Your task = Write out the records below once more, exactly as they stand.

Extracted material =

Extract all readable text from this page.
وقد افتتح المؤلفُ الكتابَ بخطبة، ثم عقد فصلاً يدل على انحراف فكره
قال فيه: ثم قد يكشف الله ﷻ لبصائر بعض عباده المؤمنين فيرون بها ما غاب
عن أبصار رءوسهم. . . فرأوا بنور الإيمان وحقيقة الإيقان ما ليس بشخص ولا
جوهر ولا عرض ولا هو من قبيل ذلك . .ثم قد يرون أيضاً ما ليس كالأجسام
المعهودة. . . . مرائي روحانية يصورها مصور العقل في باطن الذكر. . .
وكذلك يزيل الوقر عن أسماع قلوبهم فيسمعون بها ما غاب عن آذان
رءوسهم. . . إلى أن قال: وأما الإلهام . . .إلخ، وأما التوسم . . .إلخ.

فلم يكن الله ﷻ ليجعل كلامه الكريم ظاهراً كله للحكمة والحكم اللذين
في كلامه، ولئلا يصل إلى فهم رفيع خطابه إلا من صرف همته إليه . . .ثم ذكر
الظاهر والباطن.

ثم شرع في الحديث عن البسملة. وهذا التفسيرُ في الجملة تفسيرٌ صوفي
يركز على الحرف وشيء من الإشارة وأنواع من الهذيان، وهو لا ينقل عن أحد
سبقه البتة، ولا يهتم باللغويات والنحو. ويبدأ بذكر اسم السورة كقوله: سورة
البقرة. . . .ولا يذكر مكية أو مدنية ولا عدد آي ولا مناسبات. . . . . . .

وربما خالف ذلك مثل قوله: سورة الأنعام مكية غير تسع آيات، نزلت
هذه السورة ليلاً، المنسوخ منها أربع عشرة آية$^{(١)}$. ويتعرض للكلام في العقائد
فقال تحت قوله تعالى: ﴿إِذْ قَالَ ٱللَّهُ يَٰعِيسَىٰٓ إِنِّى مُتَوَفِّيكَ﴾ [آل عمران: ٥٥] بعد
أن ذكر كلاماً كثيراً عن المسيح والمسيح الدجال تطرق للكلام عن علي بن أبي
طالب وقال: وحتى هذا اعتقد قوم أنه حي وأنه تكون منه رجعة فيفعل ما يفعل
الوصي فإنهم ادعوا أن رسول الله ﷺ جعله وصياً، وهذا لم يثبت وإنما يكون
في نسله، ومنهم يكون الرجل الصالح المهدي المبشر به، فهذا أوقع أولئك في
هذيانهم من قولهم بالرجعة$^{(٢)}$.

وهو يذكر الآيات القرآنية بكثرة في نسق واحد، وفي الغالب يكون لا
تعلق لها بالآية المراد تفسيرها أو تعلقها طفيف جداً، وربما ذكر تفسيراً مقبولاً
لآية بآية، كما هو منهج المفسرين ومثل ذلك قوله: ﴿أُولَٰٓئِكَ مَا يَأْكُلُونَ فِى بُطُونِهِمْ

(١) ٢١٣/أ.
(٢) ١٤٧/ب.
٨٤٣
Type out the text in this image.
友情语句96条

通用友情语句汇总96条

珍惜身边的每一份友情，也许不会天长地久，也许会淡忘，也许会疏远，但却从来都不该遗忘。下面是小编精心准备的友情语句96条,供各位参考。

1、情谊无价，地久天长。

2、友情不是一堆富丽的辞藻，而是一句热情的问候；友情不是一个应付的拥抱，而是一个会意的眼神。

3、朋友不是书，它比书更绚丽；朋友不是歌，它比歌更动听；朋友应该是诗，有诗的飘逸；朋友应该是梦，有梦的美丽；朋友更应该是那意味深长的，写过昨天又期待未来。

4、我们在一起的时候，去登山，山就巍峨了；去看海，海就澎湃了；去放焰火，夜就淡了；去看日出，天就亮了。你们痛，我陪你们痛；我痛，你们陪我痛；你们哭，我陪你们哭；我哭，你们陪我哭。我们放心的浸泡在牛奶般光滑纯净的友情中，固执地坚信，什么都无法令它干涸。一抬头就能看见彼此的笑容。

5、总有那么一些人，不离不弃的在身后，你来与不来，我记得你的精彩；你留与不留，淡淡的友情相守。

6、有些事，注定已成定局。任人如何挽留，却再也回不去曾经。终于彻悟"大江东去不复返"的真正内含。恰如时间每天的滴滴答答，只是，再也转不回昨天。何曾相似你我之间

Answer =
Extract all readable text from this page.
وقد افتتح المؤلفُ الكتابَ بخطبة، ثم عقد فصلاً يدل على انحراف فكره
قال فيه: ثم قد يكشف الله ﷻ لبصائر بعض عباده المؤمنين فيرون بها ما غاب
عن أبصار رءوسهم. . . فرأوا بنور الإيمان وحقيقة الإيقان ما ليس بشخص ولا
جوهر ولا عرض ولا هو من قبيل ذلك . .ثم قد يرون أيضاً ما ليس كالأجسام
المعهودة. . . . مرائي روحانية يصورها مصور العقل في باطن الذكر. . .
وكذلك يزيل الوقر عن أسماع قلوبهم فيسمعون بها ما غاب عن آذان
رءوسهم. . . إلى أن قال: وأما الإلهام . . .إلخ، وأما التوسم . . .إلخ.

فلم يكن الله ﷻ ليجعل كلامه الكريم ظاهراً كله للحكمة والحكم اللذين
في كلامه، ولئلا يصل إلى فهم رفيع خطابه إلا من صرف همته إليه . . .ثم ذكر
الظاهر والباطن.

ثم شرع في الحديث عن البسملة. وهذا التفسيرُ في الجملة تفسيرٌ صوفي
يركز على الحرف وشيء من الإشارة وأنواع من الهذيان، وهو لا ينقل عن أحد
سبقه البتة، ولا يهتم باللغويات والنحو. ويبدأ بذكر اسم السورة كقوله: سورة
البقرة. . . .ولا يذكر مكية أو مدنية ولا عدد آي ولا مناسبات. . . . . . .

وربما خالف ذلك مثل قوله: سورة الأنعام مكية غير تسع آيات، نزلت
هذه السورة ليلاً، المنسوخ منها أربع عشرة آية$^{(١)}$. ويتعرض للكلام في العقائد
فقال تحت قوله تعالى: ﴿إِذْ قَالَ ٱللَّهُ يَٰعِيسَىٰٓ إِنِّى مُتَوَفِّيكَ﴾ [آل عمران: ٥٥] بعد
أن ذكر كلاماً كثيراً عن المسيح والمسيح الدجال تطرق للكلام عن علي بن أبي
طالب وقال: وحتى هذا اعتقد قوم أنه حي وأنه تكون منه رجعة فيفعل ما يفعل
الوصي فإنهم ادعوا أن رسول الله ﷺ جعله وصياً، وهذا لم يثبت وإنما يكون
في نسله، ومنهم يكون الرجل الصالح المهدي المبشر به، فهذا أوقع أولئك في
هذيانهم من قولهم بالرجعة$^{(٢)}$.

وهو يذكر الآيات القرآنية بكثرة في نسق واحد، وفي الغالب يكون لا
تعلق لها بالآية المراد تفسيرها أو تعلقها طفيف جداً، وربما ذكر تفسيراً مقبولاً
لآية بآية، كما هو منهج المفسرين ومثل ذلك قوله: ﴿أُولَٰٓئِكَ مَا يَأْكُلُونَ فِى بُطُونِهِمْ

(١) ٢١٣/أ.
(٢) ١٤٧/ب.
٨٤٣
Type out the text in this image.
友情语句96条

通用友情语句汇总96条

珍惜身边的每一份友情，也许不会天长地久，也许会淡忘，也许会疏远，但却从来都不该遗忘。下面是小编精心准备的友情语句96条,供各位参考。

1、情谊无价，地久天长。

2、友情不是一堆富丽的辞藻，而是一句热情的问候；友情不是一个应付的拥抱，而是一个会意的眼神。

3、朋友不是书，它比书更绚丽；朋友不是歌，它比歌更动听；朋友应该是诗，有诗的飘逸；朋友应该是梦，有梦的美丽；朋友更应该是那意味深长的，写过昨天又期待未来。

4、我们在一起的时候，去登山，山就巍峨了；去看海，海就澎湃了；去放焰火，夜就淡了；去看日出，天就亮了。你们痛，我陪你们痛；我痛，你们陪我痛；你们哭，我陪你们哭；我哭，你们陪我哭。我们放心的浸泡在牛奶般光滑纯净的友情中，固执地坚信，什么都无法令它干涸。一抬头就能看见彼此的笑容。

5、总有那么一些人，不离不弃的在身后，你来与不来，我记得你的精彩；你留与不留，淡淡的友情相守。

6、有些事，注定已成定局。任人如何挽留，却再也回不去曾经。终于彻悟"大江东去不复返"的真正内含。恰如时间每天的滴滴答答，只是，再也转不回昨天。何曾相似你我之间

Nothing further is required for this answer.